[Given data start]
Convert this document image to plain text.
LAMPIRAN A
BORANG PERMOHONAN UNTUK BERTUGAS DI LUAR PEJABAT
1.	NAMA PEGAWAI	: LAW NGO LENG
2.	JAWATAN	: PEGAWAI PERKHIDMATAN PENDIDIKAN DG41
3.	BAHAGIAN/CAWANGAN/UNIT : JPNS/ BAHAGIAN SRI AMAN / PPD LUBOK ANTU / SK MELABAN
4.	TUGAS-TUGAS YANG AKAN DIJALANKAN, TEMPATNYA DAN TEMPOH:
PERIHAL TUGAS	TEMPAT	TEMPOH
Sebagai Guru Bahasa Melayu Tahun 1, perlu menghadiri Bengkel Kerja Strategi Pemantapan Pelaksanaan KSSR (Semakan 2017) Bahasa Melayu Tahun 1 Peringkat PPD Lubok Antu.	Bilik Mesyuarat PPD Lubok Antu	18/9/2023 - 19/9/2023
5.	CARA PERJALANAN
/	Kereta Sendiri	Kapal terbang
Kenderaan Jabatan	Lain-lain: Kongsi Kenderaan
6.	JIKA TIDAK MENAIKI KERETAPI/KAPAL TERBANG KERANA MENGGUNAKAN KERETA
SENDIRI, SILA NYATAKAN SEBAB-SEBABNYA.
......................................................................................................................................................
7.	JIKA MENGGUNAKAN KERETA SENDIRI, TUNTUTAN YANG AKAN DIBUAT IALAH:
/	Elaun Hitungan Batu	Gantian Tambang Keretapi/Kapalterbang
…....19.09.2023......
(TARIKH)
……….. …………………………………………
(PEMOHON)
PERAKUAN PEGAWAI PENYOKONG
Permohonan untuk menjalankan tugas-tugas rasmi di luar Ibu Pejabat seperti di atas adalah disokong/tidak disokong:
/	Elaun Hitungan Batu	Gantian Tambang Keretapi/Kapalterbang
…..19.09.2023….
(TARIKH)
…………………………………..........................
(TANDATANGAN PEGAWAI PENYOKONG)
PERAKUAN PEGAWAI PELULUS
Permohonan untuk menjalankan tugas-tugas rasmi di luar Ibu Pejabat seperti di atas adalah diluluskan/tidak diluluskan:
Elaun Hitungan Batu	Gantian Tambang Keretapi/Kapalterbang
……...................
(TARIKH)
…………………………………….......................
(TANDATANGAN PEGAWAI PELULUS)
[Given data end]
The request: Search the entries for the word "adalah" and copy every line that has it.

Full answer:
Permohonan untuk menjalankan tugas-tugas rasmi di luar Ibu Pejabat seperti di atas adalah disokong/tidak disokong:
Permohonan untuk menjalankan tugas-tugas rasmi di luar Ibu Pejabat seperti di atas adalah diluluskan/tidak diluluskan:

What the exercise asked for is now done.